## begin Given data

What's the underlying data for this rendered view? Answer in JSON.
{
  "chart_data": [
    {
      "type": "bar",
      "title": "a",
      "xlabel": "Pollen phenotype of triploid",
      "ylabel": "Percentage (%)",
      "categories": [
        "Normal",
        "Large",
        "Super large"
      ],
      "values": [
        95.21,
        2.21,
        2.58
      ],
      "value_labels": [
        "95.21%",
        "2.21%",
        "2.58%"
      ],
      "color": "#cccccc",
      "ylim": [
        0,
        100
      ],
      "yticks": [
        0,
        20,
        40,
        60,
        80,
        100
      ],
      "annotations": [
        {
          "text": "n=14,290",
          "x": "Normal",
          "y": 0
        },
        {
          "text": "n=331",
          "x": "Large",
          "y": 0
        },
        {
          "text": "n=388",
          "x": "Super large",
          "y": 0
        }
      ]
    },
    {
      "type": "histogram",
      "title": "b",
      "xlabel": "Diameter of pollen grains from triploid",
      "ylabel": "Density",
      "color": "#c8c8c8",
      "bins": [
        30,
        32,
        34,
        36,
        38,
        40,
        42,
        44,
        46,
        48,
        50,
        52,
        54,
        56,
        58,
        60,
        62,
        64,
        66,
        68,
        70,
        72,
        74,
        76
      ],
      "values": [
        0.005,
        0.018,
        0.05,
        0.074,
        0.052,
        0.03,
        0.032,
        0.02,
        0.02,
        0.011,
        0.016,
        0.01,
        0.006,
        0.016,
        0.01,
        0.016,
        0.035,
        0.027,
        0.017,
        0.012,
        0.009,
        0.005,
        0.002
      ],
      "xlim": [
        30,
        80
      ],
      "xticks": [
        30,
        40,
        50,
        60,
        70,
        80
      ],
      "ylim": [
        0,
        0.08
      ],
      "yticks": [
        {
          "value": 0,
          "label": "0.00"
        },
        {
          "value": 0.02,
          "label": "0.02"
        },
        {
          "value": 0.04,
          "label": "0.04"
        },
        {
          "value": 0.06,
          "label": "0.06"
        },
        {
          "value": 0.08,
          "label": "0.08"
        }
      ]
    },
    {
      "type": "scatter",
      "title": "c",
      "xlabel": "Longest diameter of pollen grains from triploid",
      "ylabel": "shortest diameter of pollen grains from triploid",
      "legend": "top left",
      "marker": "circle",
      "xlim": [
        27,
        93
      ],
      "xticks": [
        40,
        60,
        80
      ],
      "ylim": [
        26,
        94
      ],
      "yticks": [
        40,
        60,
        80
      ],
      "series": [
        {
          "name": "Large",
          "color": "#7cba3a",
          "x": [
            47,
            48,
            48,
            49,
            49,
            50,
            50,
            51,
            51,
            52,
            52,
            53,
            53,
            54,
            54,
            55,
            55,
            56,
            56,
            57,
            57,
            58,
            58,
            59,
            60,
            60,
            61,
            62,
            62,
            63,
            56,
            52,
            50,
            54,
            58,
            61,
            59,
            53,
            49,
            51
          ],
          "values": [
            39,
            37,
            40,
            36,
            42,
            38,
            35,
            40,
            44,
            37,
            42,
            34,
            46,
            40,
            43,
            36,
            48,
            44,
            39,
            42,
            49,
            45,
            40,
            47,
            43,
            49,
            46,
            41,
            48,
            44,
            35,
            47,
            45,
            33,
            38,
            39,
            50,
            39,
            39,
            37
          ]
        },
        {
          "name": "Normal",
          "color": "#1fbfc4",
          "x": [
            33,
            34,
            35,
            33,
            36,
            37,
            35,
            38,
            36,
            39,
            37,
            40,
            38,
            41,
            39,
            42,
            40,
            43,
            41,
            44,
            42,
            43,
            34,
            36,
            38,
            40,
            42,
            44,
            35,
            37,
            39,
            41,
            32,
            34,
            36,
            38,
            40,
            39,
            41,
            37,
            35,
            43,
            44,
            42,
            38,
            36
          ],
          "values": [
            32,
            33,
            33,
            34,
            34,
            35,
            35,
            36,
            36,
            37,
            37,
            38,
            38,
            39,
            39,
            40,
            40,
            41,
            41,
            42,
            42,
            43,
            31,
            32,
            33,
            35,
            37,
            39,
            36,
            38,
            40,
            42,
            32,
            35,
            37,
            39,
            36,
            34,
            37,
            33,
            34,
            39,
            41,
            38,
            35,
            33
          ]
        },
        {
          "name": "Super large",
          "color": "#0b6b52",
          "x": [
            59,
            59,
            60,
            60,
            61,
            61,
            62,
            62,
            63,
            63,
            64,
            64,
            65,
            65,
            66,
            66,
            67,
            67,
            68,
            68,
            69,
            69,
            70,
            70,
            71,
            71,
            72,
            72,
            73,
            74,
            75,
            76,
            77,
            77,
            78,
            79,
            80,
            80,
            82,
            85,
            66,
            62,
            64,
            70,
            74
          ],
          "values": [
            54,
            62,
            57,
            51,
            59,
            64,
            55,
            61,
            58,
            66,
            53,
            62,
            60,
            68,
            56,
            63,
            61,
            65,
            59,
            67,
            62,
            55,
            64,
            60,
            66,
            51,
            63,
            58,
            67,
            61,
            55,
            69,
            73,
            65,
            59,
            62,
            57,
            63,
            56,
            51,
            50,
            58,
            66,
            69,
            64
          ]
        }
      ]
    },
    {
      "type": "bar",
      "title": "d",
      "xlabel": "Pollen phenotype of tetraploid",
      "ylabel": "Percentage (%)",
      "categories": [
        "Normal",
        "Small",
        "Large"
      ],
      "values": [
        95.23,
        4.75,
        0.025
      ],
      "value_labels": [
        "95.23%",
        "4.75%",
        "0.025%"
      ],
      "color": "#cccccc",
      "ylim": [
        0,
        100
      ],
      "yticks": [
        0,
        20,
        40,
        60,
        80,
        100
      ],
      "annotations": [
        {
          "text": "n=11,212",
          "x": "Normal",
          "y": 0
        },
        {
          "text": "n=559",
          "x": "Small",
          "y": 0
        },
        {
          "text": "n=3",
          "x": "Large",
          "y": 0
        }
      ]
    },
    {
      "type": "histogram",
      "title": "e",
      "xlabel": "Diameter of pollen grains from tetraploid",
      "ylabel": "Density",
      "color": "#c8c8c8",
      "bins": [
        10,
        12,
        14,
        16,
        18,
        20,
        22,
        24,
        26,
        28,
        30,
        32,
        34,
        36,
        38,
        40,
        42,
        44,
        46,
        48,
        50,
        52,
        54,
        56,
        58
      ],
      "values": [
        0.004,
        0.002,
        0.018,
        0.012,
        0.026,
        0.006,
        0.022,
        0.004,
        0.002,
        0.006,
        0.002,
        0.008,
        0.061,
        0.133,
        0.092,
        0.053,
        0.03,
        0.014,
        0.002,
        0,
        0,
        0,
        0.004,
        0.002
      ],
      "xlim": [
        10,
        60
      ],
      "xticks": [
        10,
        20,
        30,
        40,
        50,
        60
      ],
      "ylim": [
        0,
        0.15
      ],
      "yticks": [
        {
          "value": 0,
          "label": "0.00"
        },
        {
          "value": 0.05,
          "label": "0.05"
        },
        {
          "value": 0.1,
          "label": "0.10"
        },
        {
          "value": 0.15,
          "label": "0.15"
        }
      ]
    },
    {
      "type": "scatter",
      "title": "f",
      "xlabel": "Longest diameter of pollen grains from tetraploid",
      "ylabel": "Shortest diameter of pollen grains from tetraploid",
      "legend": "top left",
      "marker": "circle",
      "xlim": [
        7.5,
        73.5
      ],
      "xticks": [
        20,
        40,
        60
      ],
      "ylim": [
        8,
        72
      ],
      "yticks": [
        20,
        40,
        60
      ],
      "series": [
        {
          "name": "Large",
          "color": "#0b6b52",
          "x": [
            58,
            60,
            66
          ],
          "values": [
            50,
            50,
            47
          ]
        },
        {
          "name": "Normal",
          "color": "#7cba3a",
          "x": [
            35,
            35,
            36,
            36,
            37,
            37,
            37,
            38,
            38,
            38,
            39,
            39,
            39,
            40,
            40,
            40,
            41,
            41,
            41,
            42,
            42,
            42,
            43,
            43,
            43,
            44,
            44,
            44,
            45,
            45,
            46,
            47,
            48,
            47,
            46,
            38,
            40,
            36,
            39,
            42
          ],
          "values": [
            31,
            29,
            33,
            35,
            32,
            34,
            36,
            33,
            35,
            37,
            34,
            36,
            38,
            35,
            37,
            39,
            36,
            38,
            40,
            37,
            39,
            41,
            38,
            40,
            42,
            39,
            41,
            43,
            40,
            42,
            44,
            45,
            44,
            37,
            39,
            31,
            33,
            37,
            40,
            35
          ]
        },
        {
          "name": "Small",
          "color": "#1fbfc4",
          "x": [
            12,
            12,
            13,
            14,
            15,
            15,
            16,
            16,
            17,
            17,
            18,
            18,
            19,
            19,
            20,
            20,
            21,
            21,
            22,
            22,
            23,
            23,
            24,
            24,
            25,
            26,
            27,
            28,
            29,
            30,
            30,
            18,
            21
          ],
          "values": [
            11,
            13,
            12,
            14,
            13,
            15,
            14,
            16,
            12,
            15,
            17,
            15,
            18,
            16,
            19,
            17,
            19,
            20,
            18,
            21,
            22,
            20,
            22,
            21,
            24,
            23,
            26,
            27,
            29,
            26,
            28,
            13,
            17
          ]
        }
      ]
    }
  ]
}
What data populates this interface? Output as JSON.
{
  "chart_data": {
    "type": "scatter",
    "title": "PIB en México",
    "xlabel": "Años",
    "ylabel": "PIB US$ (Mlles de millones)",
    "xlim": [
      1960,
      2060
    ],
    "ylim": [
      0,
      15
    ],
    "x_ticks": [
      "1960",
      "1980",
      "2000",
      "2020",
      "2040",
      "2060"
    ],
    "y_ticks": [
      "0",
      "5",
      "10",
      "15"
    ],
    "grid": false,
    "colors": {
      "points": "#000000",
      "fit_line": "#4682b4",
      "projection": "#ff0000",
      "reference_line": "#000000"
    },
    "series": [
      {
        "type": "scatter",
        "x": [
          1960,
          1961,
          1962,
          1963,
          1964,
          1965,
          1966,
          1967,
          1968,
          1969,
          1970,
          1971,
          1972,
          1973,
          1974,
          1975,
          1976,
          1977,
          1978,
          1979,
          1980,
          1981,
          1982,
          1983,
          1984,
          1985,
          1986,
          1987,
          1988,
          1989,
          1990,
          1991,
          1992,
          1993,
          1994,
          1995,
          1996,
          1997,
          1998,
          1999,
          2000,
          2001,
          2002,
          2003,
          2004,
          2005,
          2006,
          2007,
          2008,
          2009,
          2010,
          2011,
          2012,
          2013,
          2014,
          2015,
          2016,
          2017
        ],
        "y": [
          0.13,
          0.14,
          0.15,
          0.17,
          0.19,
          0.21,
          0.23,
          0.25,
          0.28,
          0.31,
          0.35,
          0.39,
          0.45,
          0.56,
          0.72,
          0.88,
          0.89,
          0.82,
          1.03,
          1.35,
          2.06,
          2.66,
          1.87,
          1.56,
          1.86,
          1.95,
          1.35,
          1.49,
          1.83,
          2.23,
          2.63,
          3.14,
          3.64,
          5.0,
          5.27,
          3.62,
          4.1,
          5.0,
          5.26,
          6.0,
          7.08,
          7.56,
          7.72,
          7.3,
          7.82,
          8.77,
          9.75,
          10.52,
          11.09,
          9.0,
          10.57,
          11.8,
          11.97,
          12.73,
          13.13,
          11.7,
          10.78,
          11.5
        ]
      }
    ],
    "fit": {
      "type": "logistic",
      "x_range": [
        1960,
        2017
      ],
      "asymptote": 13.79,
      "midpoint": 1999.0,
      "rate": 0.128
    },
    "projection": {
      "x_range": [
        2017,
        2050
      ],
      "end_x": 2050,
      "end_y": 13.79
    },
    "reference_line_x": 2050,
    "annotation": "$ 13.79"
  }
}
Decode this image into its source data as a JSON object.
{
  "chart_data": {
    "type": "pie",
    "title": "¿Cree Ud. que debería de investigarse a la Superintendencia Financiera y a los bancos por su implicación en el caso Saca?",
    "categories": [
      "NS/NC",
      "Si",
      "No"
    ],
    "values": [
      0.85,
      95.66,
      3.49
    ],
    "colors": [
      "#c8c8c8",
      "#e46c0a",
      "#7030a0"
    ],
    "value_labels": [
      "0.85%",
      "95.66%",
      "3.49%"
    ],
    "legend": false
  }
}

## end Given data

[Required task]
Check each line of the records above for "from", and copy those that have it.

[Answer to this problem]
      "xlabel": "Diameter of pollen grains from triploid",
      "xlabel": "Longest diameter of pollen grains from triploid",
      "ylabel": "shortest diameter of pollen grains from triploid",
      "xlabel": "Diameter of pollen grains from tetraploid",
      "xlabel": "Longest diameter of pollen grains from tetraploid",
      "ylabel": "Shortest diameter of pollen grains from tetraploid",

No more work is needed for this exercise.